═══ Data for the task ═══

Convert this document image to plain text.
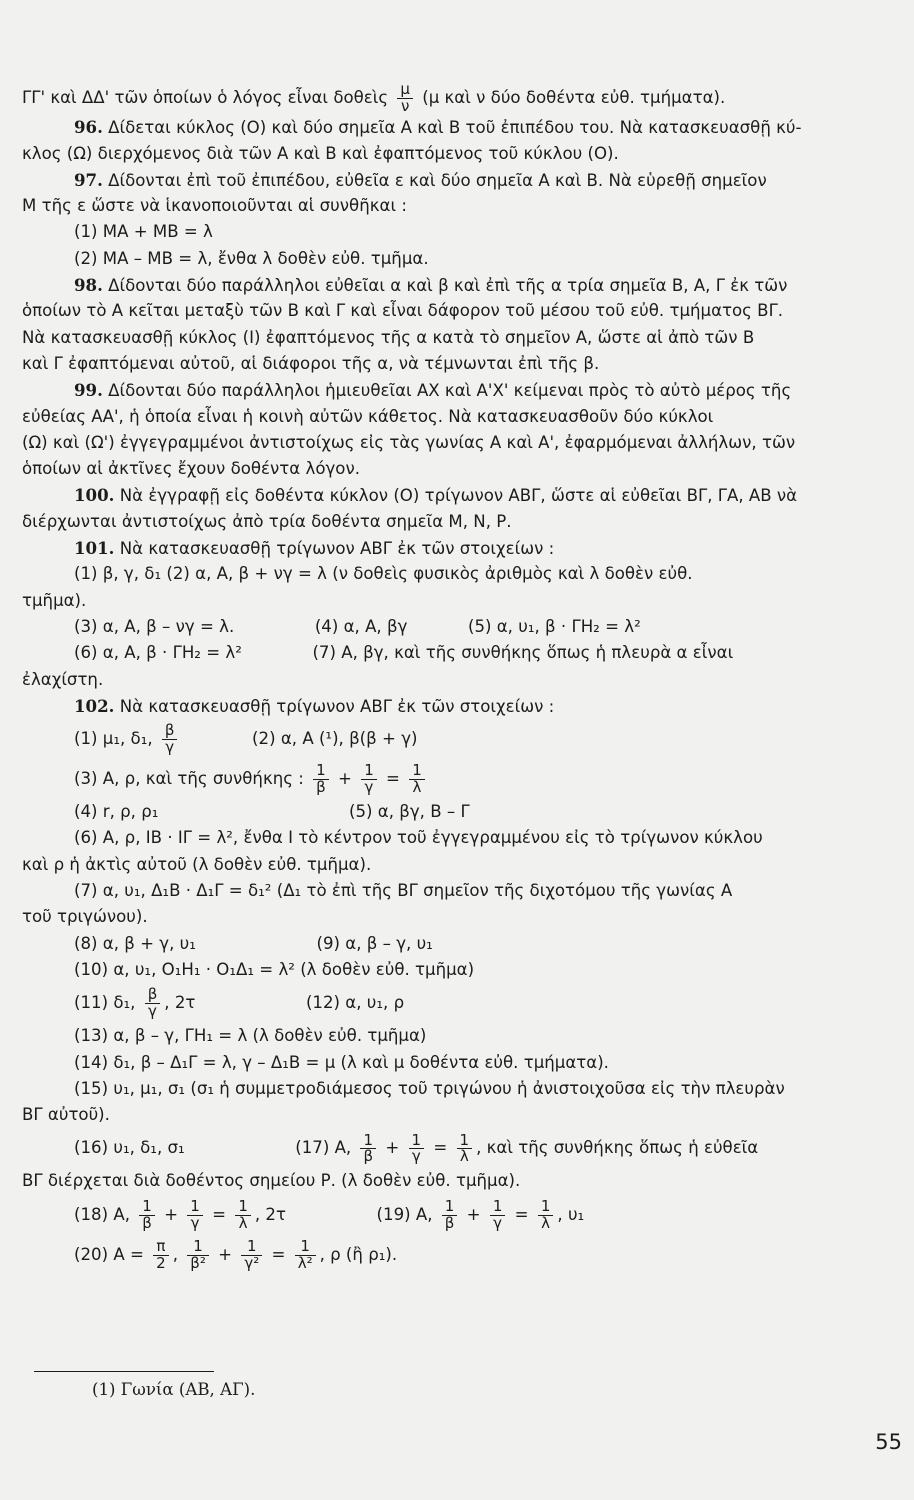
ΓΓ' καὶ ΔΔ' τῶν ὁποίων ὁ λόγος εἶναι δοθεὶς $\frac{\mu}{\nu} (\mu$ καὶ ν δύο δοθέντα εὐθ. τμήματα).
96. Δίδεται κύκλος (Ο) καὶ δύο σημεῖα Α καὶ Β τοῦ ἐπιπέδου του. Νὰ κατασκευασθῇ κύ-
κλος (Ω) διερχόμενος διὰ τῶν Α καὶ Β καὶ ἐφαπτόμενος τοῦ κύκλου (Ο).
97. Δίδονται ἐπὶ τοῦ ἐπιπέδου, εὐθεῖα ε καὶ δύο σημεῖα Α καὶ Β. Νὰ εὑρεθῇ σημεῖον
Μ τῆς ε ὥστε νὰ ἱκανοποιοῦνται αἱ συνθῆκαι :
(1) ΜΑ + ΜΒ = λ
(2) ΜΑ – ΜΒ = λ, ἔνθα λ δοθὲν εὐθ. τμῆμα.
98. Δίδονται δύο παράλληλοι εὐθεῖαι α καὶ β καὶ ἐπὶ τῆς α τρία σημεῖα Β, Α, Γ ἐκ τῶν
ὁποίων τὸ Α κεῖται μεταξὺ τῶν Β καὶ Γ καὶ εἶναι δάφορον τοῦ μέσου τοῦ εὐθ. τμήματος ΒΓ.
Νὰ κατασκευασθῇ κύκλος (Ι) ἐφαπτόμενος τῆς α κατὰ τὸ σημεῖον Α, ὥστε αἱ ἀπὸ τῶν Β
καὶ Γ ἐφαπτόμεναι αὐτοῦ, αἱ διάφοροι τῆς α, νὰ τέμνωνται ἐπὶ τῆς β.
99. Δίδονται δύο παράλληλοι ἡμιευθεῖαι ΑΧ καὶ Α'Χ' κείμεναι πρὸς τὸ αὐτὸ μέρος τῆς
εὐθείας ΑΑ', ἡ ὁποία εἶναι ἡ κοινὴ αὐτῶν κάθετος. Νὰ κατασκευασθοῦν δύο κύκλοι
(Ω) καὶ (Ω') ἐγγεγραμμένοι ἀντιστοίχως εἰς τὰς γωνίας Α καὶ Α', ἐφαρμόμεναι ἀλλήλων, τῶν
ὁποίων αἱ ἀκτῖνες ἔχουν δοθέντα λόγον.
100. Νὰ ἐγγραφῇ εἰς δοθέντα κύκλον (Ο) τρίγωνον ΑΒΓ, ὥστε αἱ εὐθεῖαι ΒΓ, ΓΑ, ΑΒ νὰ
διέρχωνται ἀντιστοίχως ἀπὸ τρία δοθέντα σημεῖα Μ, Ν, Ρ.
101. Νὰ κατασκευασθῇ τρίγωνον ΑΒΓ ἐκ τῶν στοιχείων :
(1) β, γ, δ₁ (2) α, Α, β + νγ = λ (ν δοθεὶς φυσικὸς ἀριθμὸς καὶ λ δοθὲν εὐθ.
τμῆμα).
(3) α, Α, β – νγ = λ.	(4) α, Α, βγ	(5) α, υ₁, β · ΓΗ₂ = λ²
(6) α, Α, β · ΓΗ₂ = λ²	(7) Α, βγ, καὶ τῆς συνθήκης ὅπως ἡ πλευρὰ α εἶναι
ἐλαχίστη.
102. Νὰ κατασκευασθῇ τρίγωνον ΑΒΓ ἐκ τῶν στοιχείων :
(1) μ₁, δ₁, $\frac{\beta}{\gamma}$	(2) α, Α (¹), β(β + γ)
(3) Α, ρ, καὶ τῆς συνθήκης : $\frac{1}{\beta} + \frac{1}{\gamma} = \frac{1}{\lambda}$
(4) r, ρ, ρ₁	(5) α, βγ, Β – Γ
(6) Α, ρ, ΙΒ · ΙΓ = λ², ἔνθα Ι τὸ κέντρον τοῦ ἐγγεγραμμένου εἰς τὸ τρίγωνον κύκλου
καὶ ρ ἡ ἀκτὶς αὐτοῦ (λ δοθὲν εὐθ. τμῆμα).
(7) α, υ₁, Δ₁Β · Δ₁Γ = δ₁² (Δ₁ τὸ ἐπὶ τῆς ΒΓ σημεῖον τῆς διχοτόμου τῆς γωνίας Α
τοῦ τριγώνου).
(8) α, β + γ, υ₁	(9) α, β – γ, υ₁
(10) α, υ₁, Ο₁Η₁ · Ο₁Δ₁ = λ² (λ δοθὲν εὐθ. τμῆμα)
(11) δ₁, $\frac{\beta}{\gamma}$ , 2τ	(12) α, υ₁, ρ
(13) α, β – γ, ΓΗ₁ = λ (λ δοθὲν εὐθ. τμῆμα)
(14) δ₁, β – Δ₁Γ = λ, γ – Δ₁Β = μ (λ καὶ μ δοθέντα εὐθ. τμήματα).
(15) υ₁, μ₁, σ₁ (σ₁ ἡ συμμετροδιάμεσος τοῦ τριγώνου ἡ ἀνιστοιχοῦσα εἰς τὴν πλευρὰν
ΒΓ αὐτοῦ).
(16) υ₁, δ₁, σ₁	(17) Α, $\frac{1}{\beta} + \frac{1}{\gamma} = \frac{1}{\lambda}$ , καὶ τῆς συνθήκης ὅπως ἡ εὐθεῖα
ΒΓ διέρχεται διὰ δοθέντος σημείου Ρ. (λ δοθὲν εὐθ. τμῆμα).
(18) Α, $\frac{1}{\beta} + \frac{1}{\gamma} = \frac{1}{\lambda}$ , 2τ	(19) Α, $\frac{1}{\beta} + \frac{1}{\gamma} = \frac{1}{\lambda}$ , υ₁
(20) $A = \frac{\pi}{2}$ , $\frac{1}{\text{β²}} + \frac{1}{\text{γ²}} = \frac{1}{\text{λ²}}$ , ρ (ἢ ρ₁).
(1) Γωνία (ΑΒ, ΑΓ).
55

═══

Exercise directions.
From the entries above, select each line containing the string "κύκλος".

Solution to the exercise.
96. Δίδεται κύκλος (Ο) καὶ δύο σημεῖα Α καὶ Β τοῦ ἐπιπέδου του. Νὰ κατασκευασθῇ κύ-
Νὰ κατασκευασθῇ κύκλος (Ι) ἐφαπτόμενος τῆς α κατὰ τὸ σημεῖον Α, ὥστε αἱ ἀπὸ τῶν Β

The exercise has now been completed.